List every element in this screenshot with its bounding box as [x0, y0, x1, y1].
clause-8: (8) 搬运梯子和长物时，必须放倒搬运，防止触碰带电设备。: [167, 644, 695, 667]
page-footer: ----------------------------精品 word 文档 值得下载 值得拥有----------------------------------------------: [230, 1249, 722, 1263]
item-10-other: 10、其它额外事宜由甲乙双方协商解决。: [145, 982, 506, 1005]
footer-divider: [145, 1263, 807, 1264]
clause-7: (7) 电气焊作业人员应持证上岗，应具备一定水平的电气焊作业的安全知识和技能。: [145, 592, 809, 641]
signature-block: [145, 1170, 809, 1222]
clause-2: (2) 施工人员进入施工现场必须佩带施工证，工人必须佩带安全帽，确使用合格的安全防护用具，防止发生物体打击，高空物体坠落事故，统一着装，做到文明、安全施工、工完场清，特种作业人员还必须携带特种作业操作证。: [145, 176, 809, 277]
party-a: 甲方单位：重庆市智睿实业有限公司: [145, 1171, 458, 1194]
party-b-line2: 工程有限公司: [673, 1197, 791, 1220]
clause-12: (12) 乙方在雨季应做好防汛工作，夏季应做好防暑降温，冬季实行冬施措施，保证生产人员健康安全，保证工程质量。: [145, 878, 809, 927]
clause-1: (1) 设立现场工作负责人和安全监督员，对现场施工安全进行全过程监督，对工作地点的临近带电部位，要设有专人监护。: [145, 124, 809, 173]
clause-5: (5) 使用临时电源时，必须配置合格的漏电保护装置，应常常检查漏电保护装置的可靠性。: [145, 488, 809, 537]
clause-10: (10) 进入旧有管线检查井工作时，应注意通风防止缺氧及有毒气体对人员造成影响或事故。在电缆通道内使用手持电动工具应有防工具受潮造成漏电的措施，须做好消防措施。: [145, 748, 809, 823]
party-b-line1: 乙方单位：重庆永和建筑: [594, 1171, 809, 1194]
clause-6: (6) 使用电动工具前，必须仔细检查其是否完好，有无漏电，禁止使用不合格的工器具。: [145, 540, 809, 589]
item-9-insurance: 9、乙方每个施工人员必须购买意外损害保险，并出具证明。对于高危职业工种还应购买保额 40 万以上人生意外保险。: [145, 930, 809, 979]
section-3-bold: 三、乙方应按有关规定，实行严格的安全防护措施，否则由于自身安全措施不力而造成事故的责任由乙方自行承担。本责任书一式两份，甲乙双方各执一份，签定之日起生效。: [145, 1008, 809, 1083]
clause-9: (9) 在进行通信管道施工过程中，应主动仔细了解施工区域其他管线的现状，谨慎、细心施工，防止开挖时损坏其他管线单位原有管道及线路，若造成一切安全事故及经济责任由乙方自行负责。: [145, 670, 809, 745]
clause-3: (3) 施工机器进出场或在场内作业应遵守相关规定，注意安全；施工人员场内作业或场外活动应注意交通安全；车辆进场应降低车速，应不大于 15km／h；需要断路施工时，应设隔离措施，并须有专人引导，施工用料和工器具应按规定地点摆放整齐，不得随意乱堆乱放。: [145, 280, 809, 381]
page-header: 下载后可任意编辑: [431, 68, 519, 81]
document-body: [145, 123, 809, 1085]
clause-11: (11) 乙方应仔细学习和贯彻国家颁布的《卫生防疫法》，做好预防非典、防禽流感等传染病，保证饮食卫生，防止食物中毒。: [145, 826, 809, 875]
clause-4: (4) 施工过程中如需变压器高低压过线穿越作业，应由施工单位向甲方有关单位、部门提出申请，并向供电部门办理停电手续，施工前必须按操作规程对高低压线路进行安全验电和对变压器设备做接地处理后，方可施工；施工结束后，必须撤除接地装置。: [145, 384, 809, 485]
####
Requirement = Please copy out the items above, from their first line through the line containing "page-footer: ----------------------------精品 word", including both of those lines.

Answer in full =
List every element in this screenshot with its bounding box as [x0, y0, x1, y1].
clause-8: (8) 搬运梯子和长物时，必须放倒搬运，防止触碰带电设备。: [167, 644, 695, 667]
page-footer: ----------------------------精品 word 文档 值得下载 值得拥有----------------------------------------------: [230, 1249, 722, 1263]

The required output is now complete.